Exercise description:
Restate the records below word for word, and omit the images they hold.

((

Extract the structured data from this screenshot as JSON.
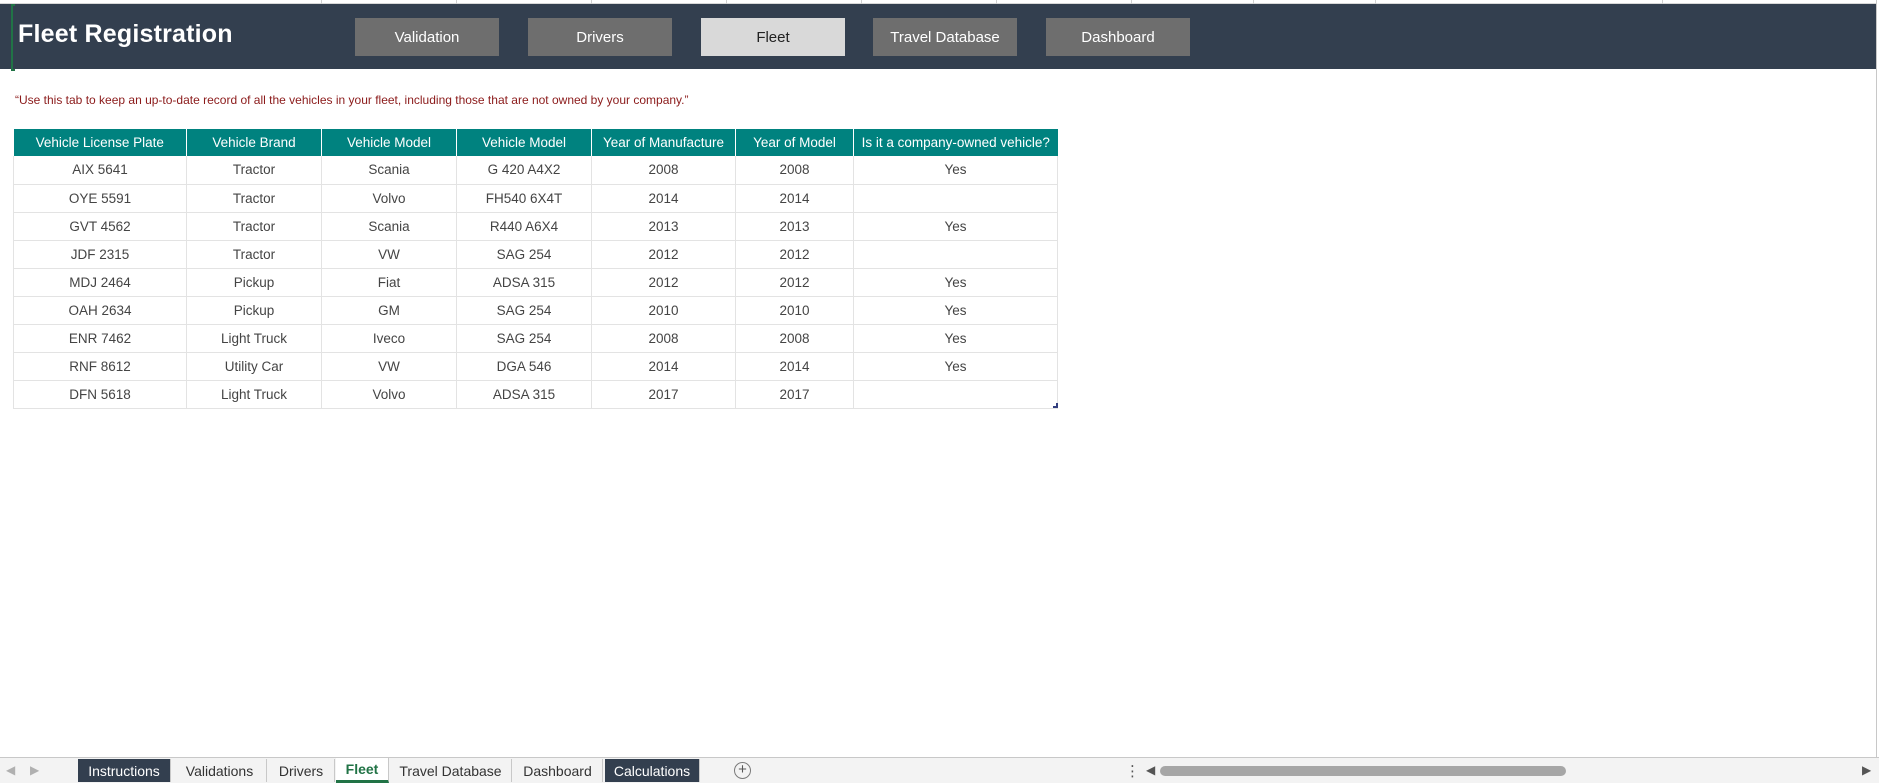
{
  "header": {
    "title": "Fleet Registration",
    "nav_buttons": [
      {
        "label": "Validation"
      },
      {
        "label": "Drivers"
      },
      {
        "label": "Fleet"
      },
      {
        "label": "Travel Database"
      },
      {
        "label": "Dashboard"
      }
    ],
    "active_nav": "Fleet"
  },
  "note": "“Use this tab to keep an up-to-date record of all the vehicles in your fleet, including those that are not owned by your company.”",
  "table": {
    "columns": [
      "Vehicle License Plate",
      "Vehicle Brand",
      "Vehicle Model",
      "Vehicle Model",
      "Year of Manufacture",
      "Year of Model",
      "Is it a company-owned vehicle?"
    ],
    "rows": [
      [
        "AIX 5641",
        "Tractor",
        "Scania",
        "G 420 A4X2",
        "2008",
        "2008",
        "Yes"
      ],
      [
        "OYE 5591",
        "Tractor",
        "Volvo",
        "FH540 6X4T",
        "2014",
        "2014",
        ""
      ],
      [
        "GVT 4562",
        "Tractor",
        "Scania",
        "R440 A6X4",
        "2013",
        "2013",
        "Yes"
      ],
      [
        "JDF 2315",
        "Tractor",
        "VW",
        "SAG 254",
        "2012",
        "2012",
        ""
      ],
      [
        "MDJ 2464",
        "Pickup",
        "Fiat",
        "ADSA 315",
        "2012",
        "2012",
        "Yes"
      ],
      [
        "OAH 2634",
        "Pickup",
        "GM",
        "SAG 254",
        "2010",
        "2010",
        "Yes"
      ],
      [
        "ENR 7462",
        "Light Truck",
        "Iveco",
        "SAG 254",
        "2008",
        "2008",
        "Yes"
      ],
      [
        "RNF 8612",
        "Utility Car",
        "VW",
        "DGA 546",
        "2014",
        "2014",
        "Yes"
      ],
      [
        "DFN 5618",
        "Light Truck",
        "Volvo",
        "ADSA 315",
        "2017",
        "2017",
        ""
      ]
    ]
  },
  "sheet_tabs": [
    {
      "label": "Instructions",
      "style": "dark"
    },
    {
      "label": "Validations",
      "style": "normal"
    },
    {
      "label": "Drivers",
      "style": "normal"
    },
    {
      "label": "Fleet",
      "style": "active"
    },
    {
      "label": "Travel Database",
      "style": "normal"
    },
    {
      "label": "Dashboard",
      "style": "normal"
    },
    {
      "label": "Calculations",
      "style": "dark"
    }
  ],
  "icons": {
    "add_sheet": "plus-circle-icon",
    "more_options": "vertical-dots-icon",
    "scroll_left": "triangle-left-icon",
    "scroll_right": "triangle-right-icon"
  },
  "colors": {
    "header_bg": "#333f4f",
    "table_header_bg": "#00827f",
    "nav_button_bg": "#6e6e6e",
    "nav_button_active_bg": "#d9d9d9",
    "note_text": "#8b1a1a",
    "active_tab_text": "#217346"
  },
  "scrollbar": {
    "position_fraction": 0.0,
    "visible_fraction": 0.58
  }
}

))

Answer to the problem:
Extract the structured data from this screenshot as JSON.
{
  "header": {
    "title": "Fleet Registration",
    "nav_buttons": [
      {
        "label": "Validation"
      },
      {
        "label": "Drivers"
      },
      {
        "label": "Fleet"
      },
      {
        "label": "Travel Database"
      },
      {
        "label": "Dashboard"
      }
    ],
    "active_nav": "Fleet"
  },
  "note": "“Use this tab to keep an up-to-date record of all the vehicles in your fleet, including those that are not owned by your company.”",
  "table": {
    "columns": [
      "Vehicle License Plate",
      "Vehicle Brand",
      "Vehicle Model",
      "Vehicle Model",
      "Year of Manufacture",
      "Year of Model",
      "Is it a company-owned vehicle?"
    ],
    "rows": [
      [
        "AIX 5641",
        "Tractor",
        "Scania",
        "G 420 A4X2",
        "2008",
        "2008",
        "Yes"
      ],
      [
        "OYE 5591",
        "Tractor",
        "Volvo",
        "FH540 6X4T",
        "2014",
        "2014",
        ""
      ],
      [
        "GVT 4562",
        "Tractor",
        "Scania",
        "R440 A6X4",
        "2013",
        "2013",
        "Yes"
      ],
      [
        "JDF 2315",
        "Tractor",
        "VW",
        "SAG 254",
        "2012",
        "2012",
        ""
      ],
      [
        "MDJ 2464",
        "Pickup",
        "Fiat",
        "ADSA 315",
        "2012",
        "2012",
        "Yes"
      ],
      [
        "OAH 2634",
        "Pickup",
        "GM",
        "SAG 254",
        "2010",
        "2010",
        "Yes"
      ],
      [
        "ENR 7462",
        "Light Truck",
        "Iveco",
        "SAG 254",
        "2008",
        "2008",
        "Yes"
      ],
      [
        "RNF 8612",
        "Utility Car",
        "VW",
        "DGA 546",
        "2014",
        "2014",
        "Yes"
      ],
      [
        "DFN 5618",
        "Light Truck",
        "Volvo",
        "ADSA 315",
        "2017",
        "2017",
        ""
      ]
    ]
  },
  "sheet_tabs": [
    {
      "label": "Instructions",
      "style": "dark"
    },
    {
      "label": "Validations",
      "style": "normal"
    },
    {
      "label": "Drivers",
      "style": "normal"
    },
    {
      "label": "Fleet",
      "style": "active"
    },
    {
      "label": "Travel Database",
      "style": "normal"
    },
    {
      "label": "Dashboard",
      "style": "normal"
    },
    {
      "label": "Calculations",
      "style": "dark"
    }
  ],
  "icons": {
    "add_sheet": "plus-circle-icon",
    "more_options": "vertical-dots-icon",
    "scroll_left": "triangle-left-icon",
    "scroll_right": "triangle-right-icon"
  },
  "colors": {
    "header_bg": "#333f4f",
    "table_header_bg": "#00827f",
    "nav_button_bg": "#6e6e6e",
    "nav_button_active_bg": "#d9d9d9",
    "note_text": "#8b1a1a",
    "active_tab_text": "#217346"
  },
  "scrollbar": {
    "position_fraction": 0.0,
    "visible_fraction": 0.58
  }
}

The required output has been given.